Written request
Please give the listing again, word for word, with nothing left out.

Records
══════
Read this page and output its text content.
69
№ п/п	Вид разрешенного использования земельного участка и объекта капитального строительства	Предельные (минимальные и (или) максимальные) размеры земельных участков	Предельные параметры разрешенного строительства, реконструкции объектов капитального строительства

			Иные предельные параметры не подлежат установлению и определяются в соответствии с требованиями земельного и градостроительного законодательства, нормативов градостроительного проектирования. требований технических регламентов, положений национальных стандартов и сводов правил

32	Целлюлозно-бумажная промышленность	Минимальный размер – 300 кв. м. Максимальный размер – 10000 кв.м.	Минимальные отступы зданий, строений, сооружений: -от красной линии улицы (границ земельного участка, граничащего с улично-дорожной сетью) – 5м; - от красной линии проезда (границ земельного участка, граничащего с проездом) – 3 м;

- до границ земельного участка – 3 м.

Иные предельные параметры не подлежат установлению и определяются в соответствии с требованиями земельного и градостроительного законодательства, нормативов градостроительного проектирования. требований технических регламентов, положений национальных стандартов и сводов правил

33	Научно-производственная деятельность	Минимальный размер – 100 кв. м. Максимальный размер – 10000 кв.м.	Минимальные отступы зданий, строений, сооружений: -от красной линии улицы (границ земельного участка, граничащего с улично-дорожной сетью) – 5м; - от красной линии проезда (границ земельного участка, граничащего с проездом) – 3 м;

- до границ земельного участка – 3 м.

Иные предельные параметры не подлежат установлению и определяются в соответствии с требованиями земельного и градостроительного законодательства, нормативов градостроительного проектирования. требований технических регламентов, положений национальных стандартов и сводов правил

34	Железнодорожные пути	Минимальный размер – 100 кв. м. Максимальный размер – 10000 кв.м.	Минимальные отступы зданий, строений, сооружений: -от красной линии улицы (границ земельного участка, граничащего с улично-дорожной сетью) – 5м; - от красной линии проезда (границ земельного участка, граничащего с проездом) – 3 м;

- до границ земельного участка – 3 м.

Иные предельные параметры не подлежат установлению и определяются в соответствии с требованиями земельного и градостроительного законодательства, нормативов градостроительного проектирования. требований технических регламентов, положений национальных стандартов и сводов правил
══════
Answer to the exercise
Read this page and output its text content.
69
№ п/п	Вид разрешенного использования земельного участка и объекта капитального строительства	Предельные (минимальные и (или) максимальные) размеры земельных участков	Предельные параметры разрешенного строительства, реконструкции объектов капитального строительства

			Иные предельные параметры не подлежат установлению и определяются в соответствии с требованиями земельного и градостроительного законодательства, нормативов градостроительного проектирования. требований технических регламентов, положений национальных стандартов и сводов правил

32	Целлюлозно-бумажная промышленность	Минимальный размер – 300 кв. м. Максимальный размер – 10000 кв.м.	Минимальные отступы зданий, строений, сооружений: -от красной линии улицы (границ земельного участка, граничащего с улично-дорожной сетью) – 5м; - от красной линии проезда (границ земельного участка, граничащего с проездом) – 3 м;

- до границ земельного участка – 3 м.

Иные предельные параметры не подлежат установлению и определяются в соответствии с требованиями земельного и градостроительного законодательства, нормативов градостроительного проектирования. требований технических регламентов, положений национальных стандартов и сводов правил

33	Научно-производственная деятельность	Минимальный размер – 100 кв. м. Максимальный размер – 10000 кв.м.	Минимальные отступы зданий, строений, сооружений: -от красной линии улицы (границ земельного участка, граничащего с улично-дорожной сетью) – 5м; - от красной линии проезда (границ земельного участка, граничащего с проездом) – 3 м;

- до границ земельного участка – 3 м.

Иные предельные параметры не подлежат установлению и определяются в соответствии с требованиями земельного и градостроительного законодательства, нормативов градостроительного проектирования. требований технических регламентов, положений национальных стандартов и сводов правил

34	Железнодорожные пути	Минимальный размер – 100 кв. м. Максимальный размер – 10000 кв.м.	Минимальные отступы зданий, строений, сооружений: -от красной линии улицы (границ земельного участка, граничащего с улично-дорожной сетью) – 5м; - от красной линии проезда (границ земельного участка, граничащего с проездом) – 3 м;

- до границ земельного участка – 3 м.

Иные предельные параметры не подлежат установлению и определяются в соответствии с требованиями земельного и градостроительного законодательства, нормативов градостроительного проектирования. требований технических регламентов, положений национальных стандартов и сводов правил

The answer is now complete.